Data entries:
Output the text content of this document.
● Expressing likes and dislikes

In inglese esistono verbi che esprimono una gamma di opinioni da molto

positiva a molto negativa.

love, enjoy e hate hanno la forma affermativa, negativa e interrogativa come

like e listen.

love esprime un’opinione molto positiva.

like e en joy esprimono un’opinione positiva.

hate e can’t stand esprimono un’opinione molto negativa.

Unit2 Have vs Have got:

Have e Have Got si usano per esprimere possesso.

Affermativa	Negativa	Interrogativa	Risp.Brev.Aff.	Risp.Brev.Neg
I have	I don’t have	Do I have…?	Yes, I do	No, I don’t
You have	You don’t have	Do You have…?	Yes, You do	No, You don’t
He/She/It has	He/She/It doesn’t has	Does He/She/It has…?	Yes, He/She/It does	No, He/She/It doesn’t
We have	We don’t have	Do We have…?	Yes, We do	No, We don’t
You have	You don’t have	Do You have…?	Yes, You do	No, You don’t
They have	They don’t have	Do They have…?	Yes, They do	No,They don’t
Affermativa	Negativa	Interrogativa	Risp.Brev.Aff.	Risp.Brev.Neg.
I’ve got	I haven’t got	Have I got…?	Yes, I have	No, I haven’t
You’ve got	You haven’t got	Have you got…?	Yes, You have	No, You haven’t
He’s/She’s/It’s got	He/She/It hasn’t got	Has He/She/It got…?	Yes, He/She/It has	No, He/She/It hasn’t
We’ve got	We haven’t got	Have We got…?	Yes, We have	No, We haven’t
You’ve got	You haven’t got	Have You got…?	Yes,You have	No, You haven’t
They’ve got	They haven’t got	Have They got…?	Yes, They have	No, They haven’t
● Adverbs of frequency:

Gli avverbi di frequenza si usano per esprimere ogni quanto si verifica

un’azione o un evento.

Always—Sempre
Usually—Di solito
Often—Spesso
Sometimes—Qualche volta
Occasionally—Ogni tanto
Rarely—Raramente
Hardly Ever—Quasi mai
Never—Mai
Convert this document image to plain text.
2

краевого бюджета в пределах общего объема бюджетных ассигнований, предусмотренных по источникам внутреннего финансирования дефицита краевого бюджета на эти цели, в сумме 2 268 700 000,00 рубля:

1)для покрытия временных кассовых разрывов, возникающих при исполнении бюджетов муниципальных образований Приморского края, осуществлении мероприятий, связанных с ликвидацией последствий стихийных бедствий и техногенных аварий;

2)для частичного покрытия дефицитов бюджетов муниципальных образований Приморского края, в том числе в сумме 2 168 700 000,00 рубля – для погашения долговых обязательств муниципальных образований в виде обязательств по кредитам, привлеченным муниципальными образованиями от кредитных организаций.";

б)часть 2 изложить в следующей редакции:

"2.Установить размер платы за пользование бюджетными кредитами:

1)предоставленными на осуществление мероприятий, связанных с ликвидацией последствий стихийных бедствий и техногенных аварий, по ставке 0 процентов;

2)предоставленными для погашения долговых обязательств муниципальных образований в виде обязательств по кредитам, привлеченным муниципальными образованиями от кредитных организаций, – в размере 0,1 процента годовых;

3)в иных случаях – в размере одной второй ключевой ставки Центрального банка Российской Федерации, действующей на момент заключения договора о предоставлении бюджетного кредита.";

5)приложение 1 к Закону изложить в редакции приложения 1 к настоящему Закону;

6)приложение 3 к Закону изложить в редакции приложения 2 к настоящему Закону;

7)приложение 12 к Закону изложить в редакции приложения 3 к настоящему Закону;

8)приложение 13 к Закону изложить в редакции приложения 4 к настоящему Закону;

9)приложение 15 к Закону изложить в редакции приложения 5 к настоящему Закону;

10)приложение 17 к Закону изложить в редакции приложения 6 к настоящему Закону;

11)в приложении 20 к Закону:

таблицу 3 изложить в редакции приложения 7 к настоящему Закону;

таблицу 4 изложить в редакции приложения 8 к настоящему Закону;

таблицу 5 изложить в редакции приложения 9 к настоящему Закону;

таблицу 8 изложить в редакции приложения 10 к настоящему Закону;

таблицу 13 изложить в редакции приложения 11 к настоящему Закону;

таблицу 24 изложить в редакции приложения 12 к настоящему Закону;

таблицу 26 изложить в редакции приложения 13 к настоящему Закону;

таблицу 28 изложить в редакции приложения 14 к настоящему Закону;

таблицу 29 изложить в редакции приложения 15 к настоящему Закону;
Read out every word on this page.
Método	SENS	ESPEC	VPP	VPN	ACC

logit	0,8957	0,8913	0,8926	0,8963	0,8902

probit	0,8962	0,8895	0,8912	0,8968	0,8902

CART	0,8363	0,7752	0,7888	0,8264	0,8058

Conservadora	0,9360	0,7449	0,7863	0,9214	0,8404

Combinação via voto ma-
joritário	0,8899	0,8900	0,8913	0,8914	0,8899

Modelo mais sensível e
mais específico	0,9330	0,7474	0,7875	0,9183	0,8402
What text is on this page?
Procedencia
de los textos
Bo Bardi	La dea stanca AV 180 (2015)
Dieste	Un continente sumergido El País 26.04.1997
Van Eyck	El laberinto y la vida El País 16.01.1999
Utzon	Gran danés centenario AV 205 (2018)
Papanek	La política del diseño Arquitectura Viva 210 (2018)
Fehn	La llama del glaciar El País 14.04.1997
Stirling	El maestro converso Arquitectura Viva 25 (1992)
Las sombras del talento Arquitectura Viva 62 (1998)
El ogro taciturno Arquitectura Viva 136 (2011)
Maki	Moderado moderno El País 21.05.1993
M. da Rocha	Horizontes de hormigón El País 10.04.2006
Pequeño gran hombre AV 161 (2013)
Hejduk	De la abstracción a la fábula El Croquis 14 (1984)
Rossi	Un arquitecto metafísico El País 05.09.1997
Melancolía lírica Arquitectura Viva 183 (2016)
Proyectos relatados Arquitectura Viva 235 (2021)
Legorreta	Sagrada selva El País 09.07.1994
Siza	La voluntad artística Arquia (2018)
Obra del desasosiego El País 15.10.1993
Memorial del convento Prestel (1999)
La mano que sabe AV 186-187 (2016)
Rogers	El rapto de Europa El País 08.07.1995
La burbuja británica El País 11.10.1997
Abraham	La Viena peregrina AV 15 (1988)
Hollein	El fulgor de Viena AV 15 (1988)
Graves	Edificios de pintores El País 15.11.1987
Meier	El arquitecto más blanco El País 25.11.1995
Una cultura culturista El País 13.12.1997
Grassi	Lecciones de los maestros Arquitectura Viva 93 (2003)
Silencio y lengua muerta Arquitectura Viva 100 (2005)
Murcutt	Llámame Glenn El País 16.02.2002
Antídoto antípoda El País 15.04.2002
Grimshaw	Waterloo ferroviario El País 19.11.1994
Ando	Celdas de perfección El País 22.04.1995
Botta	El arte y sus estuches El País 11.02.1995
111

EXERCISE DIRECTIONS: Extract all of the data above and output it character for character.

SOLUTION TO THIS PROBLEM:
Output the text content of this document.
● Expressing likes and dislikes

In inglese esistono verbi che esprimono una gamma di opinioni da molto

positiva a molto negativa.

love, enjoy e hate hanno la forma affermativa, negativa e interrogativa come

like e listen.

love esprime un’opinione molto positiva.

like e en joy esprimono un’opinione positiva.

hate e can’t stand esprimono un’opinione molto negativa.

Unit2 Have vs Have got:

Have e Have Got si usano per esprimere possesso.

Affermativa	Negativa	Interrogativa	Risp.Brev.Aff.	Risp.Brev.Neg
I have	I don’t have	Do I have…?	Yes, I do	No, I don’t
You have	You don’t have	Do You have…?	Yes, You do	No, You don’t
He/She/It has	He/She/It doesn’t has	Does He/She/It has…?	Yes, He/She/It does	No, He/She/It doesn’t
We have	We don’t have	Do We have…?	Yes, We do	No, We don’t
You have	You don’t have	Do You have…?	Yes, You do	No, You don’t
They have	They don’t have	Do They have…?	Yes, They do	No,They don’t
Affermativa	Negativa	Interrogativa	Risp.Brev.Aff.	Risp.Brev.Neg.
I’ve got	I haven’t got	Have I got…?	Yes, I have	No, I haven’t
You’ve got	You haven’t got	Have you got…?	Yes, You have	No, You haven’t
He’s/She’s/It’s got	He/She/It hasn’t got	Has He/She/It got…?	Yes, He/She/It has	No, He/She/It hasn’t
We’ve got	We haven’t got	Have We got…?	Yes, We have	No, We haven’t
You’ve got	You haven’t got	Have You got…?	Yes,You have	No, You haven’t
They’ve got	They haven’t got	Have They got…?	Yes, They have	No, They haven’t
● Adverbs of frequency:

Gli avverbi di frequenza si usano per esprimere ogni quanto si verifica

un’azione o un evento.

Always—Sempre
Usually—Di solito
Often—Spesso
Sometimes—Qualche volta
Occasionally—Ogni tanto
Rarely—Raramente
Hardly Ever—Quasi mai
Never—Mai
Convert this document image to plain text.
2

краевого бюджета в пределах общего объема бюджетных ассигнований, предусмотренных по источникам внутреннего финансирования дефицита краевого бюджета на эти цели, в сумме 2 268 700 000,00 рубля:

1)для покрытия временных кассовых разрывов, возникающих при исполнении бюджетов муниципальных образований Приморского края, осуществлении мероприятий, связанных с ликвидацией последствий стихийных бедствий и техногенных аварий;

2)для частичного покрытия дефицитов бюджетов муниципальных образований Приморского края, в том числе в сумме 2 168 700 000,00 рубля – для погашения долговых обязательств муниципальных образований в виде обязательств по кредитам, привлеченным муниципальными образованиями от кредитных организаций.";

б)часть 2 изложить в следующей редакции:

"2.Установить размер платы за пользование бюджетными кредитами:

1)предоставленными на осуществление мероприятий, связанных с ликвидацией последствий стихийных бедствий и техногенных аварий, по ставке 0 процентов;

2)предоставленными для погашения долговых обязательств муниципальных образований в виде обязательств по кредитам, привлеченным муниципальными образованиями от кредитных организаций, – в размере 0,1 процента годовых;

3)в иных случаях – в размере одной второй ключевой ставки Центрального банка Российской Федерации, действующей на момент заключения договора о предоставлении бюджетного кредита.";

5)приложение 1 к Закону изложить в редакции приложения 1 к настоящему Закону;

6)приложение 3 к Закону изложить в редакции приложения 2 к настоящему Закону;

7)приложение 12 к Закону изложить в редакции приложения 3 к настоящему Закону;

8)приложение 13 к Закону изложить в редакции приложения 4 к настоящему Закону;

9)приложение 15 к Закону изложить в редакции приложения 5 к настоящему Закону;

10)приложение 17 к Закону изложить в редакции приложения 6 к настоящему Закону;

11)в приложении 20 к Закону:

таблицу 3 изложить в редакции приложения 7 к настоящему Закону;

таблицу 4 изложить в редакции приложения 8 к настоящему Закону;

таблицу 5 изложить в редакции приложения 9 к настоящему Закону;

таблицу 8 изложить в редакции приложения 10 к настоящему Закону;

таблицу 13 изложить в редакции приложения 11 к настоящему Закону;

таблицу 24 изложить в редакции приложения 12 к настоящему Закону;

таблицу 26 изложить в редакции приложения 13 к настоящему Закону;

таблицу 28 изложить в редакции приложения 14 к настоящему Закону;

таблицу 29 изложить в редакции приложения 15 к настоящему Закону;
Read out every word on this page.
Método	SENS	ESPEC	VPP	VPN	ACC

logit	0,8957	0,8913	0,8926	0,8963	0,8902

probit	0,8962	0,8895	0,8912	0,8968	0,8902

CART	0,8363	0,7752	0,7888	0,8264	0,8058

Conservadora	0,9360	0,7449	0,7863	0,9214	0,8404

Combinação via voto ma-
joritário	0,8899	0,8900	0,8913	0,8914	0,8899

Modelo mais sensível e
mais específico	0,9330	0,7474	0,7875	0,9183	0,8402
What text is on this page?
Procedencia
de los textos
Bo Bardi	La dea stanca AV 180 (2015)
Dieste	Un continente sumergido El País 26.04.1997
Van Eyck	El laberinto y la vida El País 16.01.1999
Utzon	Gran danés centenario AV 205 (2018)
Papanek	La política del diseño Arquitectura Viva 210 (2018)
Fehn	La llama del glaciar El País 14.04.1997
Stirling	El maestro converso Arquitectura Viva 25 (1992)
Las sombras del talento Arquitectura Viva 62 (1998)
El ogro taciturno Arquitectura Viva 136 (2011)
Maki	Moderado moderno El País 21.05.1993
M. da Rocha	Horizontes de hormigón El País 10.04.2006
Pequeño gran hombre AV 161 (2013)
Hejduk	De la abstracción a la fábula El Croquis 14 (1984)
Rossi	Un arquitecto metafísico El País 05.09.1997
Melancolía lírica Arquitectura Viva 183 (2016)
Proyectos relatados Arquitectura Viva 235 (2021)
Legorreta	Sagrada selva El País 09.07.1994
Siza	La voluntad artística Arquia (2018)
Obra del desasosiego El País 15.10.1993
Memorial del convento Prestel (1999)
La mano que sabe AV 186-187 (2016)
Rogers	El rapto de Europa El País 08.07.1995
La burbuja británica El País 11.10.1997
Abraham	La Viena peregrina AV 15 (1988)
Hollein	El fulgor de Viena AV 15 (1988)
Graves	Edificios de pintores El País 15.11.1987
Meier	El arquitecto más blanco El País 25.11.1995
Una cultura culturista El País 13.12.1997
Grassi	Lecciones de los maestros Arquitectura Viva 93 (2003)
Silencio y lengua muerta Arquitectura Viva 100 (2005)
Murcutt	Llámame Glenn El País 16.02.2002
Antídoto antípoda El País 15.04.2002
Grimshaw	Waterloo ferroviario El País 19.11.1994
Ando	Celdas de perfección El País 22.04.1995
Botta	El arte y sus estuches El País 11.02.1995
111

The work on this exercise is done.